◆ **Data for the task**
------------

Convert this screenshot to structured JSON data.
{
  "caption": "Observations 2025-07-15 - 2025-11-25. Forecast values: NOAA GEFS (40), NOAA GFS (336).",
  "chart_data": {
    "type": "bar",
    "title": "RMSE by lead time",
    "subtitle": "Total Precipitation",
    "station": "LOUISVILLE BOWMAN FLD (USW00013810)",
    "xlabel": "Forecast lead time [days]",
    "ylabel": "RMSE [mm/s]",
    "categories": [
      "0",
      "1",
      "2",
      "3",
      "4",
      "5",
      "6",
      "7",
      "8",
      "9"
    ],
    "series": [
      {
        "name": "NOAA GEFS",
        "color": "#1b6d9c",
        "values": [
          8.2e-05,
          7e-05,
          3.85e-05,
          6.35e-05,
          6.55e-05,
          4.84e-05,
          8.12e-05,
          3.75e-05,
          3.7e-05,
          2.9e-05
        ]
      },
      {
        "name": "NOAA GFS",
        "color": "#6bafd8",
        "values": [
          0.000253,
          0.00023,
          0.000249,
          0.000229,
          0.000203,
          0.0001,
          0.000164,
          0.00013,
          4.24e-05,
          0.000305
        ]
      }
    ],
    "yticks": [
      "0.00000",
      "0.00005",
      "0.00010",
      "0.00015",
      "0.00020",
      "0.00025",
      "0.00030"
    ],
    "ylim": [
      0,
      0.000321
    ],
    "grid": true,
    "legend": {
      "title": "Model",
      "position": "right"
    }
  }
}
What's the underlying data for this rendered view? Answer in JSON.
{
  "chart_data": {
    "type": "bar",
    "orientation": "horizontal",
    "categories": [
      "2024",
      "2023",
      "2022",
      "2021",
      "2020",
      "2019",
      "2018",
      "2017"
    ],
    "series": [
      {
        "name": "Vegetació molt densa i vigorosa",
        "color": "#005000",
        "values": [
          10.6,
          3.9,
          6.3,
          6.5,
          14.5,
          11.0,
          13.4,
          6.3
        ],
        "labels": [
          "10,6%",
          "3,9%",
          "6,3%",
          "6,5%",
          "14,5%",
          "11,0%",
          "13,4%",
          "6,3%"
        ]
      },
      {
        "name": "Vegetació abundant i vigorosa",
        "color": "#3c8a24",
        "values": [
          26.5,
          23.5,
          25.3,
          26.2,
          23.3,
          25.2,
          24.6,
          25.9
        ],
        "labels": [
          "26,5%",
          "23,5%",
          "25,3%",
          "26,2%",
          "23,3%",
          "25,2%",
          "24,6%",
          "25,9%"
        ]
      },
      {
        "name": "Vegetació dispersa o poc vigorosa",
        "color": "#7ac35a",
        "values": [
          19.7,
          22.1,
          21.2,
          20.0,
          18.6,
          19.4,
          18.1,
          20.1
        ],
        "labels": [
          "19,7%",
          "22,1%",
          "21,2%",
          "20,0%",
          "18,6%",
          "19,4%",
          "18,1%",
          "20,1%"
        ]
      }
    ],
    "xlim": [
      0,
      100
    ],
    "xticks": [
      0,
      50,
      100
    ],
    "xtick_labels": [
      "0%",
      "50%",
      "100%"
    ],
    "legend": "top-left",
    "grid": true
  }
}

------------

Copy every line of the material, please, keeping it exactly the same.

◆ **Task response**
Convert this screenshot to structured JSON data.
{
  "caption": "Observations 2025-07-15 - 2025-11-25. Forecast values: NOAA GEFS (40), NOAA GFS (336).",
  "chart_data": {
    "type": "bar",
    "title": "RMSE by lead time",
    "subtitle": "Total Precipitation",
    "station": "LOUISVILLE BOWMAN FLD (USW00013810)",
    "xlabel": "Forecast lead time [days]",
    "ylabel": "RMSE [mm/s]",
    "categories": [
      "0",
      "1",
      "2",
      "3",
      "4",
      "5",
      "6",
      "7",
      "8",
      "9"
    ],
    "series": [
      {
        "name": "NOAA GEFS",
        "color": "#1b6d9c",
        "values": [
          8.2e-05,
          7e-05,
          3.85e-05,
          6.35e-05,
          6.55e-05,
          4.84e-05,
          8.12e-05,
          3.75e-05,
          3.7e-05,
          2.9e-05
        ]
      },
      {
        "name": "NOAA GFS",
        "color": "#6bafd8",
        "values": [
          0.000253,
          0.00023,
          0.000249,
          0.000229,
          0.000203,
          0.0001,
          0.000164,
          0.00013,
          4.24e-05,
          0.000305
        ]
      }
    ],
    "yticks": [
      "0.00000",
      "0.00005",
      "0.00010",
      "0.00015",
      "0.00020",
      "0.00025",
      "0.00030"
    ],
    "ylim": [
      0,
      0.000321
    ],
    "grid": true,
    "legend": {
      "title": "Model",
      "position": "right"
    }
  }
}
What's the underlying data for this rendered view? Answer in JSON.
{
  "chart_data": {
    "type": "bar",
    "orientation": "horizontal",
    "categories": [
      "2024",
      "2023",
      "2022",
      "2021",
      "2020",
      "2019",
      "2018",
      "2017"
    ],
    "series": [
      {
        "name": "Vegetació molt densa i vigorosa",
        "color": "#005000",
        "values": [
          10.6,
          3.9,
          6.3,
          6.5,
          14.5,
          11.0,
          13.4,
          6.3
        ],
        "labels": [
          "10,6%",
          "3,9%",
          "6,3%",
          "6,5%",
          "14,5%",
          "11,0%",
          "13,4%",
          "6,3%"
        ]
      },
      {
        "name": "Vegetació abundant i vigorosa",
        "color": "#3c8a24",
        "values": [
          26.5,
          23.5,
          25.3,
          26.2,
          23.3,
          25.2,
          24.6,
          25.9
        ],
        "labels": [
          "26,5%",
          "23,5%",
          "25,3%",
          "26,2%",
          "23,3%",
          "25,2%",
          "24,6%",
          "25,9%"
        ]
      },
      {
        "name": "Vegetació dispersa o poc vigorosa",
        "color": "#7ac35a",
        "values": [
          19.7,
          22.1,
          21.2,
          20.0,
          18.6,
          19.4,
          18.1,
          20.1
        ],
        "labels": [
          "19,7%",
          "22,1%",
          "21,2%",
          "20,0%",
          "18,6%",
          "19,4%",
          "18,1%",
          "20,1%"
        ]
      }
    ],
    "xlim": [
      0,
      100
    ],
    "xticks": [
      0,
      50,
      100
    ],
    "xtick_labels": [
      "0%",
      "50%",
      "100%"
    ],
    "legend": "top-left",
    "grid": true
  }
}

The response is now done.